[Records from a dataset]
## BEGIN
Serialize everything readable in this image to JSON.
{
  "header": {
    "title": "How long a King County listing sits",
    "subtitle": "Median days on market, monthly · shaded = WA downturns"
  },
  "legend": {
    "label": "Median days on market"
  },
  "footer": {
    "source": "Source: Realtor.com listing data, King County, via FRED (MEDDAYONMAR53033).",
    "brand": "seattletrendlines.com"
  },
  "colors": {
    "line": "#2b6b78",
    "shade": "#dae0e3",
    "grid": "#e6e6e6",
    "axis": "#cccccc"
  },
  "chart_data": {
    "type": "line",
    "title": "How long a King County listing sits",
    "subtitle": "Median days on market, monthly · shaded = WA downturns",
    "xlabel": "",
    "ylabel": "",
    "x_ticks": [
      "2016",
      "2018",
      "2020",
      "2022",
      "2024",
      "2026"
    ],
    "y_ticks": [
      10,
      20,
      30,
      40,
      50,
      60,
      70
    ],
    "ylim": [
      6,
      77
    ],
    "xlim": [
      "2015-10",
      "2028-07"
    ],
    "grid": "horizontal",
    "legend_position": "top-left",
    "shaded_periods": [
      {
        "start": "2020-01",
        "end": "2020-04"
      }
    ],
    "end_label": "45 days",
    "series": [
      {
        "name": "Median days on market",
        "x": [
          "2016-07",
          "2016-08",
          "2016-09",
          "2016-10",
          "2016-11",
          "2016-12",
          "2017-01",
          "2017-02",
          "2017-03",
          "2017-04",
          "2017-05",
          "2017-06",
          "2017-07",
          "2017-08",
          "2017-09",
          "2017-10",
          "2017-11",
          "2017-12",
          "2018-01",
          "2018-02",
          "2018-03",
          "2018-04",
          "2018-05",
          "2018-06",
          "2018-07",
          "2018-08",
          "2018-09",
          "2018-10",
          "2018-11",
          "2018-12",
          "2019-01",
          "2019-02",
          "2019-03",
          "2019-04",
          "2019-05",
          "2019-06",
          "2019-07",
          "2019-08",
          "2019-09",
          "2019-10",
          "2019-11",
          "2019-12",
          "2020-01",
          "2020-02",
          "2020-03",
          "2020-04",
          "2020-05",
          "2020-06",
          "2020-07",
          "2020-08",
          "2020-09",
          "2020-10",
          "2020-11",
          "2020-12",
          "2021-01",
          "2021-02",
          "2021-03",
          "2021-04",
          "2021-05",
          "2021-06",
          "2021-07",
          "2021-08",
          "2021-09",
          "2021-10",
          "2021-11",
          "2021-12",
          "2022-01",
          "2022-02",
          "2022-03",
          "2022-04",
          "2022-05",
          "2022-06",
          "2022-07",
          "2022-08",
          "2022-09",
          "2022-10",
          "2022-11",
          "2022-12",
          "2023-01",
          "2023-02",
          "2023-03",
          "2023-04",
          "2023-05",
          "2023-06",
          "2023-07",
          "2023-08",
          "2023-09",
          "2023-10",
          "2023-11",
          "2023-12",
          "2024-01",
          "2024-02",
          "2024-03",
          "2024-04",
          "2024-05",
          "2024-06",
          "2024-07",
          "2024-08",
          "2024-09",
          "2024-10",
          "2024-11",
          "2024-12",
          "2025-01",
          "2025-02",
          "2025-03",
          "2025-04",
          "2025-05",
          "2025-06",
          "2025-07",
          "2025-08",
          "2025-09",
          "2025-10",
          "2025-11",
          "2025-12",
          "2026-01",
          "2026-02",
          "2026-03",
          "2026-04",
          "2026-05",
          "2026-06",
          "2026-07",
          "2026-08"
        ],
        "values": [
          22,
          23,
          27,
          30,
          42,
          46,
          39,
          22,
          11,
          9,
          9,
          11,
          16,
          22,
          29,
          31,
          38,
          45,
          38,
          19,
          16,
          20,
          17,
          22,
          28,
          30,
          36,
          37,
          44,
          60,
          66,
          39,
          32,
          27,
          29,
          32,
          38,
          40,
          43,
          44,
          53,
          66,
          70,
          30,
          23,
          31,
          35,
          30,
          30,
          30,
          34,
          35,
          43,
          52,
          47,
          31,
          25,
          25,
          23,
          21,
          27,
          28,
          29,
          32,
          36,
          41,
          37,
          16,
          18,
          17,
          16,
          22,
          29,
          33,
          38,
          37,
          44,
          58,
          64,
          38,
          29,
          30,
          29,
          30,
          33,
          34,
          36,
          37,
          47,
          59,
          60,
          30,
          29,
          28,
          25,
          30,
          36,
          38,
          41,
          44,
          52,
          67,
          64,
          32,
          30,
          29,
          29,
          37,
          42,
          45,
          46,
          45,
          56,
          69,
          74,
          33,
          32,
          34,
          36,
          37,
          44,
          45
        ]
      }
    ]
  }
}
## END
» **What is needed**
Go through the data above and find the lines with the word "downturns". Copy each of those lines.

» **Solution to the exercise**
    "subtitle": "Median days on market, monthly · shaded = WA downturns"
    "subtitle": "Median days on market, monthly · shaded = WA downturns",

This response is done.